*Task*
Copy every line from the data below in which the string "ylabel" can be found.

(Recorded data)
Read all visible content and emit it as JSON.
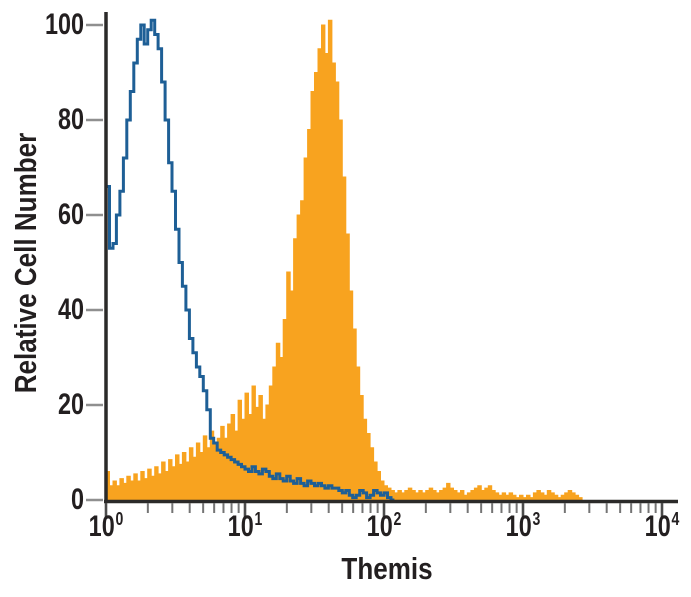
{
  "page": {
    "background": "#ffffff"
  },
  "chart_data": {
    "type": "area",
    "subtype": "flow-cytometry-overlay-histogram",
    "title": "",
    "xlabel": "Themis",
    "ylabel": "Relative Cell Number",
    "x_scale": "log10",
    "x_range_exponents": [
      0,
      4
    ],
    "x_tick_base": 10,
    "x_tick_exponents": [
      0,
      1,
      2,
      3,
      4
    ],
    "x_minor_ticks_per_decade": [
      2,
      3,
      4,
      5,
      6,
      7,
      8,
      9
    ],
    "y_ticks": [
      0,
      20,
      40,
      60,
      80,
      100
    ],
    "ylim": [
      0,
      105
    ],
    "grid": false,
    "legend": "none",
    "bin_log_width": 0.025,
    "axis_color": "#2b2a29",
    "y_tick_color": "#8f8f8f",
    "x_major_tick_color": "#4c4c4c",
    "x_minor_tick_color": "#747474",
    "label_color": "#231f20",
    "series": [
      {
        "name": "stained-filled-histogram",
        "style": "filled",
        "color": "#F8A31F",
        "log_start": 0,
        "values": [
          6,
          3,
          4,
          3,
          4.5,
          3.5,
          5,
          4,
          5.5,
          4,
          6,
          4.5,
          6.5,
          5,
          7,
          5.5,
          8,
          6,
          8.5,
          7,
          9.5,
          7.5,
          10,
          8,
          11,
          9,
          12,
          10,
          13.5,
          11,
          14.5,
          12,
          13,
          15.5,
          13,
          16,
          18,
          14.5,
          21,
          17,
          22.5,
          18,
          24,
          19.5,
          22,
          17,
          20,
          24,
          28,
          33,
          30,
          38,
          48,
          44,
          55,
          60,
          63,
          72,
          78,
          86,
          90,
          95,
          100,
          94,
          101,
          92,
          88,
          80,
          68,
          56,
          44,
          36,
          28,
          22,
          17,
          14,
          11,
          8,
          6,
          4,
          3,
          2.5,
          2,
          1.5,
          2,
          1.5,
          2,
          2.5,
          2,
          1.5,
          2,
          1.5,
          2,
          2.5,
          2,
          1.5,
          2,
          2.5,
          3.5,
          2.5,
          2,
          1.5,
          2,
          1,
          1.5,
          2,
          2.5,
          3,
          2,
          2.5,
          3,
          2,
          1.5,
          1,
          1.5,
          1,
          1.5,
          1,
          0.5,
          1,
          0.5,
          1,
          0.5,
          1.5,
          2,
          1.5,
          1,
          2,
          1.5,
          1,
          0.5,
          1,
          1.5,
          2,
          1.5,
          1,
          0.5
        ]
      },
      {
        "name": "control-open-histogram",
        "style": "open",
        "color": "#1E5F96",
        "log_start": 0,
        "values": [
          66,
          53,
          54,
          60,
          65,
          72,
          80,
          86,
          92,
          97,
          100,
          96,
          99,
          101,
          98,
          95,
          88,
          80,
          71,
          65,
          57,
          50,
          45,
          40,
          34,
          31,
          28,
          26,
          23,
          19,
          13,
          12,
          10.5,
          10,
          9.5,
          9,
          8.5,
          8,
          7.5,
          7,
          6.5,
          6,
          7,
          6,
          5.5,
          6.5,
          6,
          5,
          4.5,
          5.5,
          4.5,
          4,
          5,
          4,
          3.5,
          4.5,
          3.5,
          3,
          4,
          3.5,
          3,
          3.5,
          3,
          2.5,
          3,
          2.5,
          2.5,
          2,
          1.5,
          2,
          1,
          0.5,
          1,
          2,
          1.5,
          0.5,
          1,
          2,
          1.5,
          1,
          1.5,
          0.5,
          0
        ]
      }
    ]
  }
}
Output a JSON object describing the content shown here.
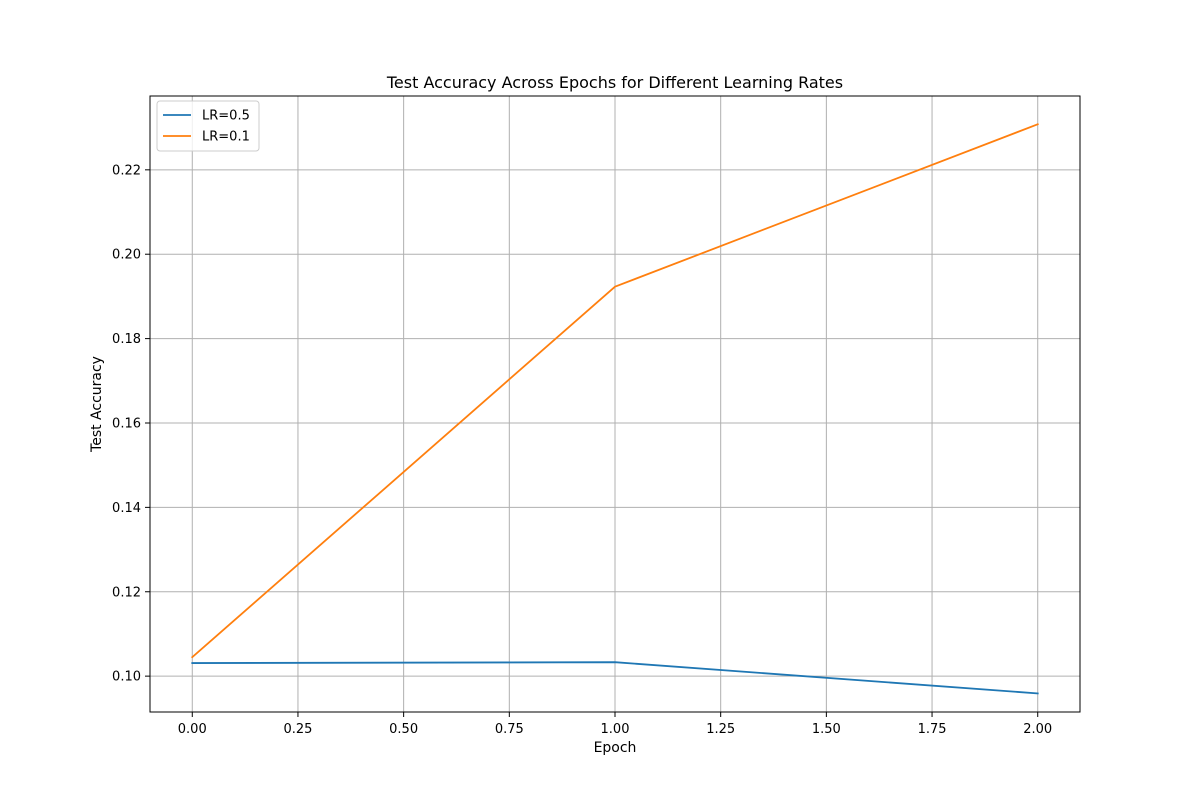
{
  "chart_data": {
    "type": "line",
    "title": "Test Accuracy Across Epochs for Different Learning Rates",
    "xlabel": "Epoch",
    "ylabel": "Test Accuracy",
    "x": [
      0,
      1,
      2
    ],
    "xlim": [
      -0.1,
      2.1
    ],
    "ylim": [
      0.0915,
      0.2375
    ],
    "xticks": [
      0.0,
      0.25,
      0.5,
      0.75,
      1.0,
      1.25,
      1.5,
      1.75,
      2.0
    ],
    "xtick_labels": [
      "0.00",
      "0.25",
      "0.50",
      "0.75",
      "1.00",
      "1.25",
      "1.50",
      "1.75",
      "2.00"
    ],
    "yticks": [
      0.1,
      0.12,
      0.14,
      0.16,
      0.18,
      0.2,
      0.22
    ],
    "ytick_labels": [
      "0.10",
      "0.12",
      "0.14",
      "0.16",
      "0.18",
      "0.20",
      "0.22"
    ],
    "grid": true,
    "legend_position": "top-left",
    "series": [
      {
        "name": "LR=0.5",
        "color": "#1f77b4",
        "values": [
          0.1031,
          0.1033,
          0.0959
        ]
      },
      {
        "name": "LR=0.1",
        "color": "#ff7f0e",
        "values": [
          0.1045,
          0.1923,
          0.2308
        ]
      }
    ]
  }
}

...

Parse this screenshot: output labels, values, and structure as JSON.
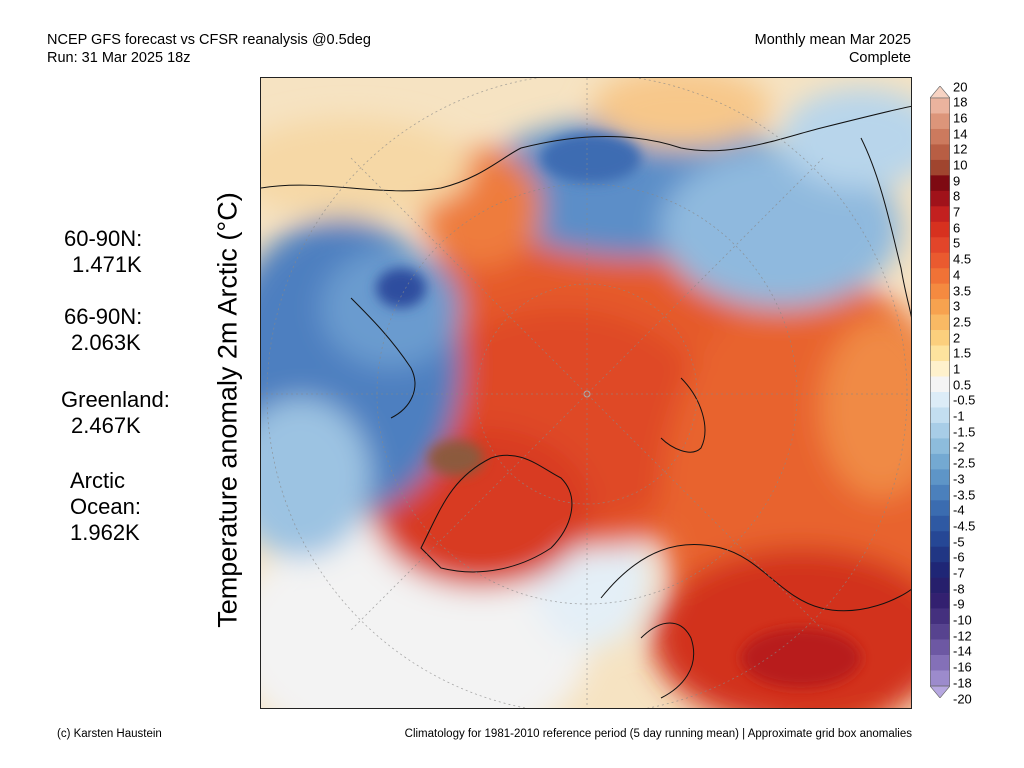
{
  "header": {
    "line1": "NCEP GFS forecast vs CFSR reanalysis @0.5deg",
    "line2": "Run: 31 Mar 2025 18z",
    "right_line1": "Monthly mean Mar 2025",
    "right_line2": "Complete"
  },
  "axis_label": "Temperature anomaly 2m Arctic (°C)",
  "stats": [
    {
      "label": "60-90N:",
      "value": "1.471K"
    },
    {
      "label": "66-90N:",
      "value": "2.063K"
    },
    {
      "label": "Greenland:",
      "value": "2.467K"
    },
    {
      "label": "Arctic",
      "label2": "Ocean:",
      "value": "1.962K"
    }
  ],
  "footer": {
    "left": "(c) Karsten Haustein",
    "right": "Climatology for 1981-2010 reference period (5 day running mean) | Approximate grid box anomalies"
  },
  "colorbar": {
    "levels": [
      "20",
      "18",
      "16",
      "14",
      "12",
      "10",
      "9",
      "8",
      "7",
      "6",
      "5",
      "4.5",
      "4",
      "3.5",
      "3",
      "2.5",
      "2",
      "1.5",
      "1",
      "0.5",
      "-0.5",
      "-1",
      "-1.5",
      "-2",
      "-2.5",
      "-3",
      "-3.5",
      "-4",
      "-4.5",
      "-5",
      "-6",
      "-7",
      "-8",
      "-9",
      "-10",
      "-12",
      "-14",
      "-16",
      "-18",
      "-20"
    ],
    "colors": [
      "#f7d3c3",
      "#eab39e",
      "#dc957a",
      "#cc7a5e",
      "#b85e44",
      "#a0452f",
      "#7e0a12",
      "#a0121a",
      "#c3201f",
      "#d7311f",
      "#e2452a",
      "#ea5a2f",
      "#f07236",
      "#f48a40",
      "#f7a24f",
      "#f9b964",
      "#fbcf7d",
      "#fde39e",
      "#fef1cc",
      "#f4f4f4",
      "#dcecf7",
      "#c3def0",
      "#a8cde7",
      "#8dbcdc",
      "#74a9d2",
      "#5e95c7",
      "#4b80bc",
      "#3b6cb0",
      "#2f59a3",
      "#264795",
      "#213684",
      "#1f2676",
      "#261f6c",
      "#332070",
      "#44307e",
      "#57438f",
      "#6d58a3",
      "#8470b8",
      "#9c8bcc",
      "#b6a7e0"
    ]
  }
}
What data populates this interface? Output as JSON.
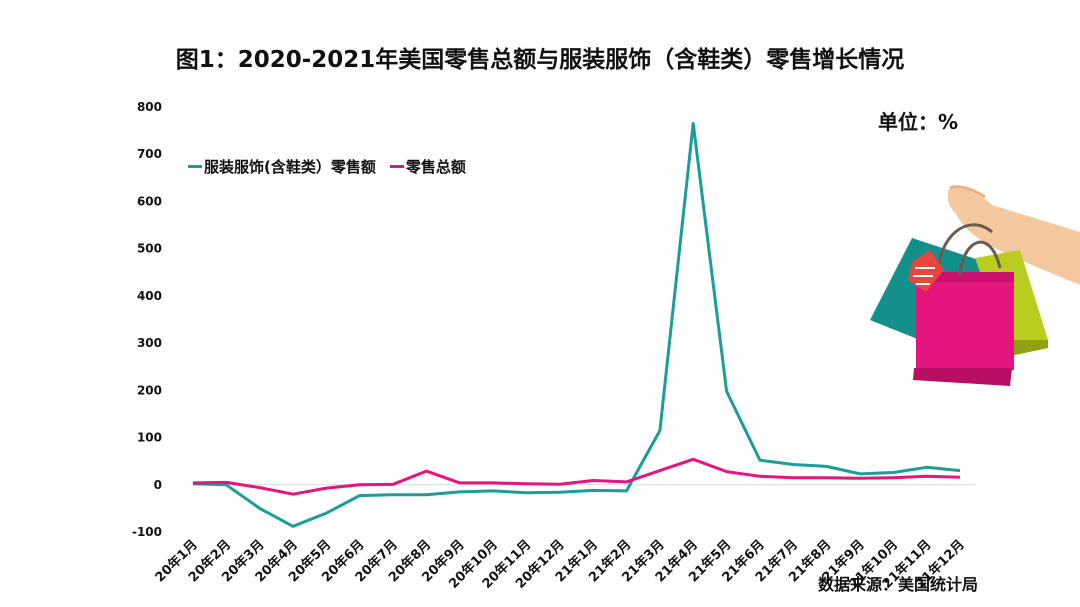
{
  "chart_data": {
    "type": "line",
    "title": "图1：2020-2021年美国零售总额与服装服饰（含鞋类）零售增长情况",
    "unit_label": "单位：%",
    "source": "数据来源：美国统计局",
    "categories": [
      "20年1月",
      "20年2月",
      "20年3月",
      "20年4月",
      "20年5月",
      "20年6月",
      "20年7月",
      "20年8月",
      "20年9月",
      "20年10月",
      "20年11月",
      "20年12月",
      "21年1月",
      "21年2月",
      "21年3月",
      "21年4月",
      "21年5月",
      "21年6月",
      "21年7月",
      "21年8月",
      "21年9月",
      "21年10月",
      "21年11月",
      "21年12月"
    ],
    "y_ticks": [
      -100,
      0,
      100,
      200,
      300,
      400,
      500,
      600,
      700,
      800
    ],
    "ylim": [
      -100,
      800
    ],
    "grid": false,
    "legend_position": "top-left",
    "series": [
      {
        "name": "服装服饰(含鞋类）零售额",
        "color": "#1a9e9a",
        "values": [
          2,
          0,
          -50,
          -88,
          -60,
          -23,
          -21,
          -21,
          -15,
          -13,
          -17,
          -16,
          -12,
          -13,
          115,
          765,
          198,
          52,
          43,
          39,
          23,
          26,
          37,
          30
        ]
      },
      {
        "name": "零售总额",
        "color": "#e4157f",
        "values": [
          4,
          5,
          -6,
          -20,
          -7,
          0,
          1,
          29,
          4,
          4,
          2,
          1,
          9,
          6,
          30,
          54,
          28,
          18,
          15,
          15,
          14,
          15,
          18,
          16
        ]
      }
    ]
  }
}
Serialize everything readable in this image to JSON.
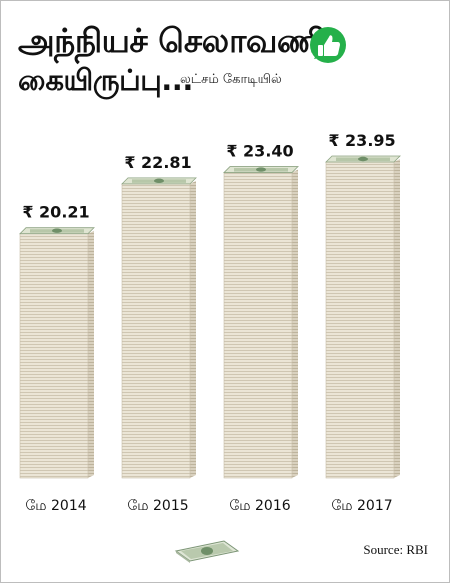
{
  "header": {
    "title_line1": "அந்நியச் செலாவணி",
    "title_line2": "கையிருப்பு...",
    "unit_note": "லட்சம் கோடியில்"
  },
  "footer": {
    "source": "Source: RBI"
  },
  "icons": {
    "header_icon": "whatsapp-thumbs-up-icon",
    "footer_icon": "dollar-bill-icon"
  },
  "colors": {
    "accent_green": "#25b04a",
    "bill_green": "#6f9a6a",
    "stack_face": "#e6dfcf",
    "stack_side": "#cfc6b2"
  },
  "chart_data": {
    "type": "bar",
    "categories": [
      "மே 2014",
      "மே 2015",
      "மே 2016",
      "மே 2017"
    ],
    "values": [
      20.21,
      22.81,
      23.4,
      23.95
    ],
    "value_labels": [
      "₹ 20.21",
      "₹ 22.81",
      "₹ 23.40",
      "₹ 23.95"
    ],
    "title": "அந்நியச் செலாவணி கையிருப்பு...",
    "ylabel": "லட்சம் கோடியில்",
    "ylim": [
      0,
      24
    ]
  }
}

*Exercise answer*
    "ylabel": "Relative Cell Number",
    "ylabel": "Test Accuracy",
    "ylabel": "லட்சம் கோடியில்",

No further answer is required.